## INFORMATION SHOWN:

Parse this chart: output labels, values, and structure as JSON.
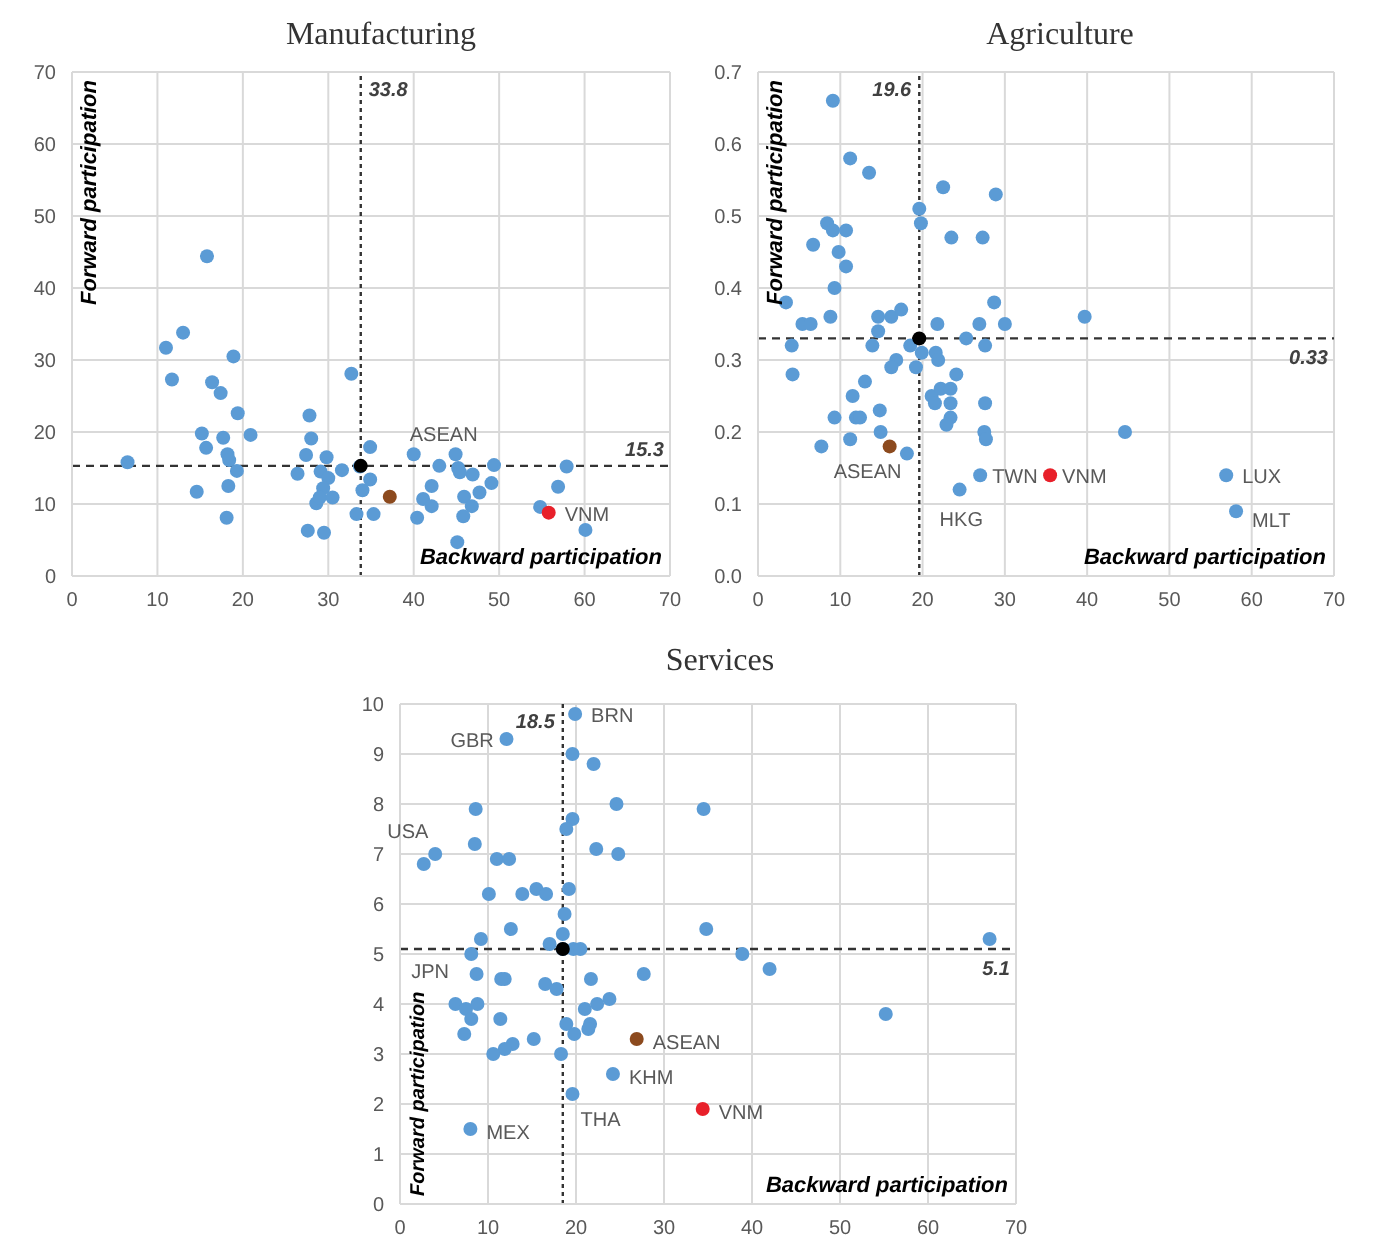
{
  "chart_data": [
    {
      "type": "scatter",
      "title": "Manufacturing",
      "xlabel": "Backward participation",
      "ylabel": "Forward participation",
      "xlim": [
        0,
        70
      ],
      "xticks": [
        0,
        10,
        20,
        30,
        40,
        50,
        60,
        70
      ],
      "ylim": [
        0,
        70
      ],
      "yticks": [
        0,
        10,
        20,
        30,
        40,
        50,
        60,
        70
      ],
      "grid": true,
      "marker": "circle",
      "series": [
        {
          "color": "#5b9bd5",
          "x": [
            6.5,
            15.8,
            11.0,
            13.0,
            11.7,
            18.9,
            16.4,
            17.4,
            19.4,
            20.9,
            15.2,
            15.7,
            17.7,
            18.2,
            18.4,
            19.3,
            14.6,
            18.3,
            18.1,
            27.8,
            28.0,
            27.4,
            26.4,
            29.1,
            29.8,
            30.0,
            29.4,
            28.6,
            29.0,
            30.5,
            27.6,
            29.5,
            31.6,
            32.7,
            33.7,
            34.0,
            33.3,
            34.9,
            34.9,
            35.3,
            40.0,
            43.0,
            42.1,
            41.1,
            40.4,
            42.1,
            44.9,
            45.2,
            45.4,
            46.9,
            45.9,
            47.7,
            46.8,
            45.8,
            45.1,
            49.4,
            49.1,
            54.8,
            57.9,
            56.9,
            60.1
          ],
          "values": [
            15.8,
            44.4,
            31.7,
            33.8,
            27.3,
            30.5,
            26.9,
            25.4,
            22.6,
            19.6,
            19.8,
            17.8,
            19.2,
            16.9,
            16.1,
            14.6,
            11.7,
            12.5,
            8.1,
            22.3,
            19.1,
            16.8,
            14.2,
            14.5,
            16.5,
            13.6,
            12.2,
            10.1,
            10.9,
            10.9,
            6.3,
            6.0,
            14.7,
            28.1,
            15.2,
            11.9,
            8.6,
            17.9,
            13.4,
            8.6,
            16.9,
            15.3,
            12.5,
            10.7,
            8.1,
            9.7,
            16.9,
            15.0,
            14.4,
            14.1,
            11.0,
            11.6,
            9.7,
            8.3,
            4.7,
            15.4,
            12.9,
            9.6,
            15.2,
            12.4,
            6.4
          ]
        },
        {
          "color": "#8c4a1e",
          "x": [
            37.2
          ],
          "values": [
            11.0
          ]
        },
        {
          "color": "#e8202a",
          "x": [
            55.8
          ],
          "values": [
            8.8
          ]
        },
        {
          "color": "#000000",
          "x": [
            33.8
          ],
          "values": [
            15.3
          ]
        }
      ],
      "ref_lines": [
        {
          "axis": "x",
          "value": 33.8,
          "label": "33.8",
          "color": "#333333",
          "line_style": "dotted"
        },
        {
          "axis": "y",
          "value": 15.3,
          "label": "15.3",
          "color": "#333333",
          "line_style": "dashed"
        }
      ],
      "annotations": [
        {
          "text": "ASEAN",
          "x": 37.2,
          "y": 11.0
        },
        {
          "text": "VNM",
          "x": 55.8,
          "y": 8.8
        }
      ]
    },
    {
      "type": "scatter",
      "title": "Agriculture",
      "xlabel": "Backward participation",
      "ylabel": "Forward participation",
      "xlim": [
        0,
        70
      ],
      "xticks": [
        0,
        10,
        20,
        30,
        40,
        50,
        60,
        70
      ],
      "ylim": [
        0,
        0.7
      ],
      "yticks": [
        {
          "value": 0,
          "label": "0.0"
        },
        0.1,
        0.2,
        0.3,
        0.4,
        0.5,
        0.6,
        0.7
      ],
      "grid": true,
      "marker": "circle",
      "series": [
        {
          "color": "#5b9bd5",
          "x": [
            9.1,
            11.2,
            13.5,
            8.4,
            9.1,
            10.7,
            6.7,
            9.8,
            10.7,
            9.3,
            3.4,
            8.8,
            5.4,
            6.4,
            4.1,
            4.2,
            14.6,
            16.2,
            17.4,
            14.6,
            13.9,
            18.5,
            16.8,
            16.2,
            13.0,
            11.5,
            11.9,
            9.3,
            12.4,
            14.8,
            14.9,
            11.2,
            7.7,
            18.1,
            19.6,
            19.8,
            22.5,
            28.9,
            23.5,
            27.3,
            21.8,
            26.9,
            30.0,
            28.7,
            25.3,
            27.6,
            39.7,
            19.9,
            21.6,
            21.9,
            19.2,
            24.1,
            21.1,
            22.2,
            23.4,
            21.5,
            23.4,
            27.6,
            23.4,
            22.9,
            27.5,
            27.7,
            44.6,
            24.5,
            27.0,
            56.9,
            58.1
          ],
          "values": [
            0.66,
            0.58,
            0.56,
            0.49,
            0.48,
            0.48,
            0.46,
            0.45,
            0.43,
            0.4,
            0.38,
            0.36,
            0.35,
            0.35,
            0.32,
            0.28,
            0.36,
            0.36,
            0.37,
            0.34,
            0.32,
            0.32,
            0.3,
            0.29,
            0.27,
            0.25,
            0.22,
            0.22,
            0.22,
            0.23,
            0.2,
            0.19,
            0.18,
            0.17,
            0.51,
            0.49,
            0.54,
            0.53,
            0.47,
            0.47,
            0.35,
            0.35,
            0.35,
            0.38,
            0.33,
            0.32,
            0.36,
            0.31,
            0.31,
            0.3,
            0.29,
            0.28,
            0.25,
            0.26,
            0.26,
            0.24,
            0.24,
            0.24,
            0.22,
            0.21,
            0.2,
            0.19,
            0.2,
            0.12,
            0.14,
            0.14,
            0.09
          ]
        },
        {
          "color": "#8c4a1e",
          "x": [
            16.0
          ],
          "values": [
            0.18
          ]
        },
        {
          "color": "#e8202a",
          "x": [
            35.5
          ],
          "values": [
            0.14
          ]
        },
        {
          "color": "#000000",
          "x": [
            19.6
          ],
          "values": [
            0.33
          ]
        }
      ],
      "ref_lines": [
        {
          "axis": "x",
          "value": 19.6,
          "label": "19.6",
          "color": "#333333",
          "line_style": "dotted"
        },
        {
          "axis": "y",
          "value": 0.33,
          "label": "0.33",
          "color": "#333333",
          "line_style": "dashed"
        }
      ],
      "annotations": [
        {
          "text": "ASEAN",
          "x": 16.0,
          "y": 0.18
        },
        {
          "text": "TWN",
          "x": 27.0,
          "y": 0.14
        },
        {
          "text": "VNM",
          "x": 35.5,
          "y": 0.14
        },
        {
          "text": "HKG",
          "x": 24.5,
          "y": 0.12
        },
        {
          "text": "LUX",
          "x": 56.9,
          "y": 0.14
        },
        {
          "text": "MLT",
          "x": 58.1,
          "y": 0.09
        }
      ]
    },
    {
      "type": "scatter",
      "title": "Services",
      "xlabel": "Backward participation",
      "ylabel": "Forward participation",
      "xlim": [
        0,
        70
      ],
      "xticks": [
        0,
        10,
        20,
        30,
        40,
        50,
        60,
        70
      ],
      "ylim": [
        0,
        10
      ],
      "yticks": [
        0,
        1,
        2,
        3,
        4,
        5,
        6,
        7,
        8,
        9,
        10
      ],
      "grid": true,
      "marker": "circle",
      "series": [
        {
          "color": "#5b9bd5",
          "x": [
            19.9,
            12.1,
            19.6,
            22.0,
            8.6,
            24.6,
            34.5,
            19.6,
            18.9,
            8.5,
            11.0,
            12.4,
            22.3,
            24.8,
            4.0,
            2.7,
            10.1,
            13.9,
            15.5,
            16.6,
            19.2,
            18.7,
            12.6,
            9.2,
            18.5,
            34.8,
            17.0,
            19.7,
            20.5,
            18.5,
            8.1,
            38.9,
            42.0,
            67.0,
            8.7,
            11.9,
            11.5,
            16.5,
            17.8,
            21.7,
            27.7,
            6.3,
            7.5,
            8.8,
            8.1,
            11.4,
            7.3,
            21.0,
            22.4,
            23.8,
            55.2,
            18.9,
            21.6,
            21.4,
            19.8,
            15.2,
            12.8,
            11.9,
            10.6,
            18.3,
            24.2,
            19.6,
            8.0
          ],
          "values": [
            9.8,
            9.3,
            9.0,
            8.8,
            7.9,
            8.0,
            7.9,
            7.7,
            7.5,
            7.2,
            6.9,
            6.9,
            7.1,
            7.0,
            7.0,
            6.8,
            6.2,
            6.2,
            6.3,
            6.2,
            6.3,
            5.8,
            5.5,
            5.3,
            5.4,
            5.5,
            5.2,
            5.1,
            5.1,
            5.1,
            5.0,
            5.0,
            4.7,
            5.3,
            4.6,
            4.5,
            4.5,
            4.4,
            4.3,
            4.5,
            4.6,
            4.0,
            3.9,
            4.0,
            3.7,
            3.7,
            3.4,
            3.9,
            4.0,
            4.1,
            3.8,
            3.6,
            3.6,
            3.5,
            3.4,
            3.3,
            3.2,
            3.1,
            3.0,
            3.0,
            2.6,
            2.2,
            1.5
          ]
        },
        {
          "color": "#8c4a1e",
          "x": [
            26.9
          ],
          "values": [
            3.3
          ]
        },
        {
          "color": "#e8202a",
          "x": [
            34.4
          ],
          "values": [
            1.9
          ]
        },
        {
          "color": "#000000",
          "x": [
            18.5
          ],
          "values": [
            5.1
          ]
        }
      ],
      "ref_lines": [
        {
          "axis": "x",
          "value": 18.5,
          "label": "18.5",
          "color": "#333333",
          "line_style": "dotted"
        },
        {
          "axis": "y",
          "value": 5.1,
          "label": "5.1",
          "color": "#333333",
          "line_style": "dashed"
        }
      ],
      "annotations": [
        {
          "text": "BRN",
          "x": 19.9,
          "y": 9.8
        },
        {
          "text": "GBR",
          "x": 12.1,
          "y": 9.3
        },
        {
          "text": "USA",
          "x": 4.0,
          "y": 7.0
        },
        {
          "text": "JPN",
          "x": 8.1,
          "y": 5.0
        },
        {
          "text": "ASEAN",
          "x": 26.9,
          "y": 3.3
        },
        {
          "text": "KHM",
          "x": 24.2,
          "y": 2.6
        },
        {
          "text": "THA",
          "x": 19.6,
          "y": 2.2
        },
        {
          "text": "VNM",
          "x": 34.4,
          "y": 1.9
        },
        {
          "text": "MEX",
          "x": 8.0,
          "y": 1.5
        }
      ]
    }
  ]
}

## EXERCISE PROMPT:
State the number of lines in the records that include "title", and write nothing else.

## CORRECT RESULT:
3